Data items
####################
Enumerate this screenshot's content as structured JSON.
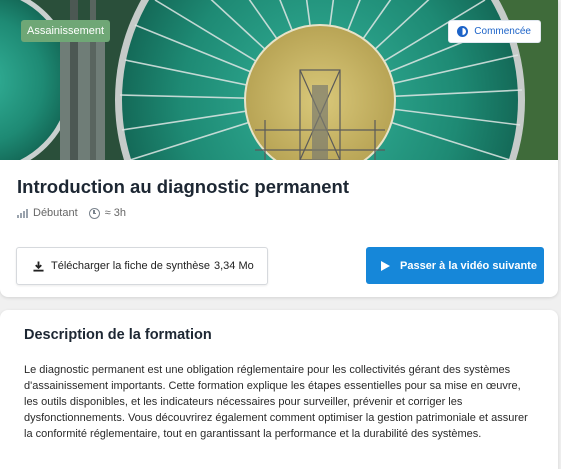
{
  "course": {
    "category": "Assainissement",
    "status": "Commencée",
    "title": "Introduction au diagnostic permanent",
    "level": "Débutant",
    "duration": "≈ 3h"
  },
  "actions": {
    "download_label": "Télécharger la fiche de synthèse",
    "download_size": "3,34 Mo",
    "next_label": "Passer à la vidéo suivante"
  },
  "description": {
    "heading": "Description de la formation",
    "text": "Le diagnostic permanent est une obligation réglementaire pour les collectivités gérant des systèmes d'assainissement importants. Cette formation explique les étapes essentielles pour sa mise en œuvre, les outils disponibles, et les indicateurs nécessaires pour surveiller, prévenir et corriger les dysfonctionnements. Vous découvrirez également comment optimiser la gestion patrimoniale et assurer la conformité réglementaire, tout en garantissant la performance et la durabilité des systèmes."
  },
  "colors": {
    "category_badge": "#6fa776",
    "status_text": "#1c63c8",
    "primary_button": "#1687d9"
  }
}
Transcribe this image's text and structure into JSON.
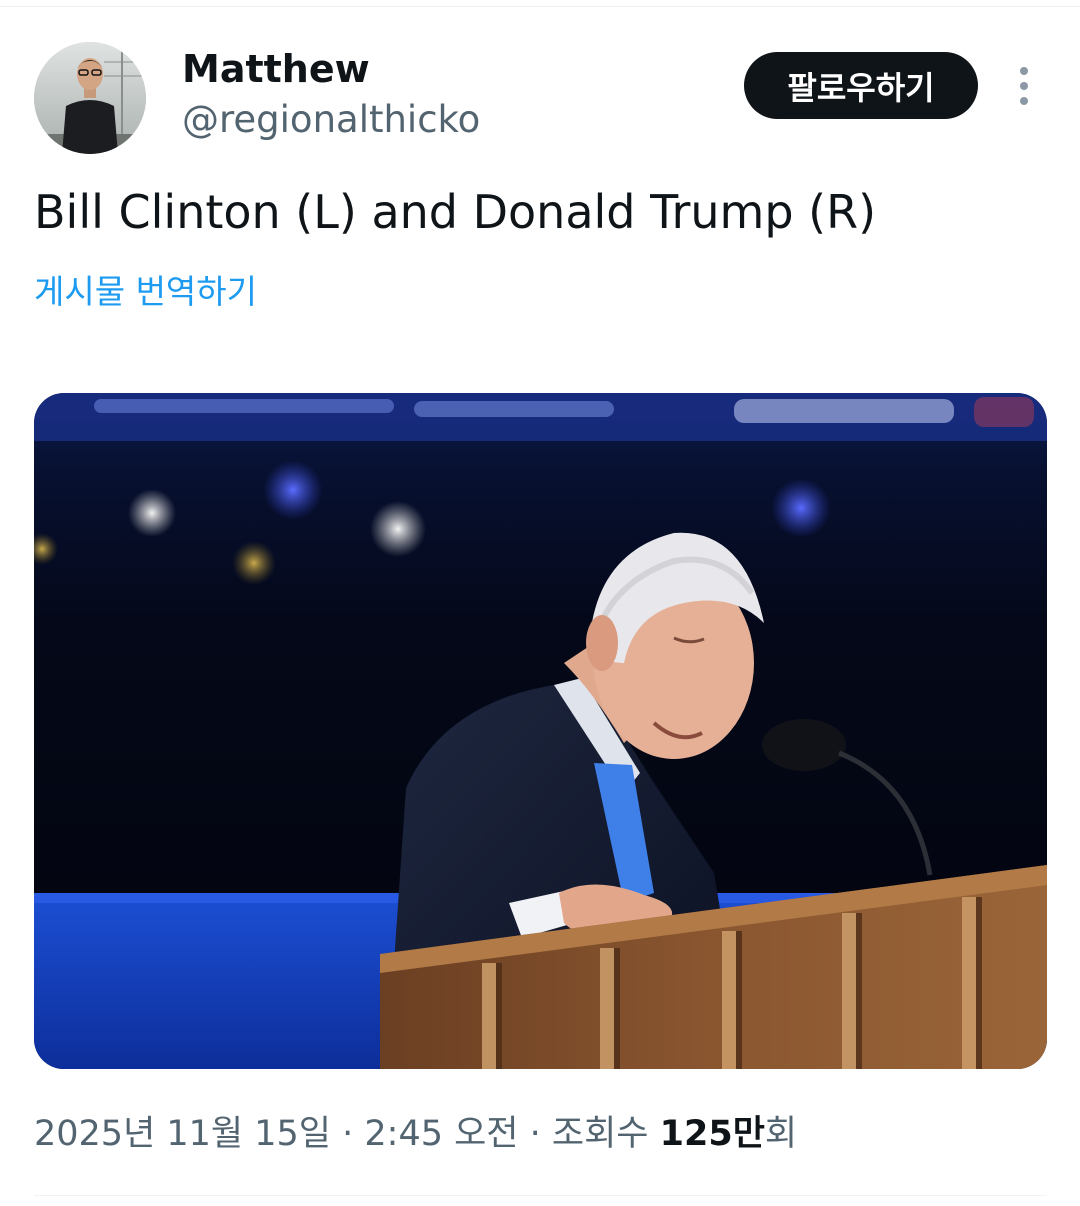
{
  "user": {
    "display_name": "Matthew",
    "handle": "@regionalthicko"
  },
  "actions": {
    "follow_label": "팔로우하기",
    "more_icon": "more-vertical-icon"
  },
  "tweet": {
    "text": "Bill Clinton (L) and Donald Trump (R)",
    "translate_label": "게시물 번역하기"
  },
  "meta": {
    "date": "2025년 11월 15일",
    "separator": " · ",
    "time": "2:45 오전",
    "views_label": "조회수",
    "views_count": "125만",
    "views_suffix": "회"
  },
  "colors": {
    "accent": "#1d9bf0",
    "follow_bg": "#0f1419",
    "secondary_text": "#536471"
  }
}
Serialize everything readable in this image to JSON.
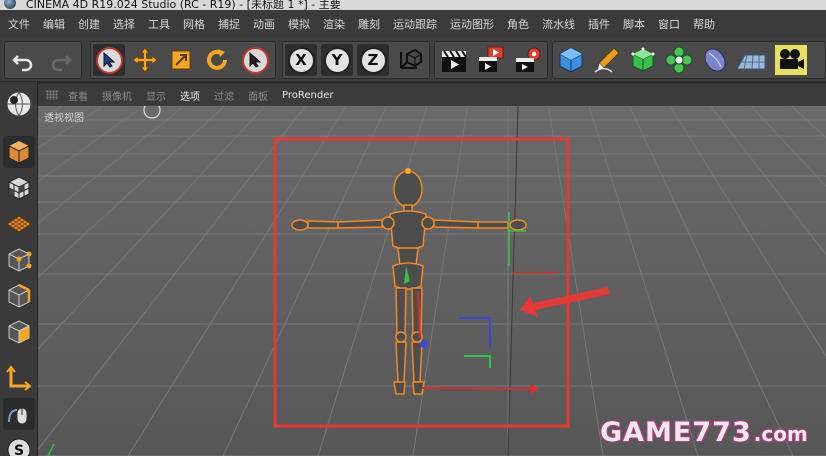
####################
▸ SET EXERCISE
Set down the lines of the records above exactly, apart from the pictures.

▸ RESULT OF THIS EXERCISE
Enumerate this screenshot's content as structured JSON.
{
  "course": {
    "category": "Assainissement",
    "status": "Commencée",
    "title": "Introduction au diagnostic permanent",
    "level": "Débutant",
    "duration": "≈ 3h"
  },
  "actions": {
    "download_label": "Télécharger la fiche de synthèse",
    "download_size": "3,34 Mo",
    "next_label": "Passer à la vidéo suivante"
  },
  "description": {
    "heading": "Description de la formation",
    "text": "Le diagnostic permanent est une obligation réglementaire pour les collectivités gérant des systèmes d'assainissement importants. Cette formation explique les étapes essentielles pour sa mise en œuvre, les outils disponibles, et les indicateurs nécessaires pour surveiller, prévenir et corriger les dysfonctionnements. Vous découvrirez également comment optimiser la gestion patrimoniale et assurer la conformité réglementaire, tout en garantissant la performance et la durabilité des systèmes."
  },
  "colors": {
    "category_badge": "#6fa776",
    "status_text": "#1c63c8",
    "primary_button": "#1687d9"
  }
}
Transcribe this image's text and structure into JSON.
{
  "user": {
    "display_name": "Matthew",
    "handle": "@regionalthicko"
  },
  "actions": {
    "follow_label": "팔로우하기",
    "more_icon": "more-vertical-icon"
  },
  "tweet": {
    "text": "Bill Clinton (L) and Donald Trump (R)",
    "translate_label": "게시물 번역하기"
  },
  "meta": {
    "date": "2025년 11월 15일",
    "separator": " · ",
    "time": "2:45 오전",
    "views_label": "조회수",
    "views_count": "125만",
    "views_suffix": "회"
  },
  "colors": {
    "accent": "#1d9bf0",
    "follow_bg": "#0f1419",
    "secondary_text": "#536471"
  }
}
Serialize everything readable in this image to JSON.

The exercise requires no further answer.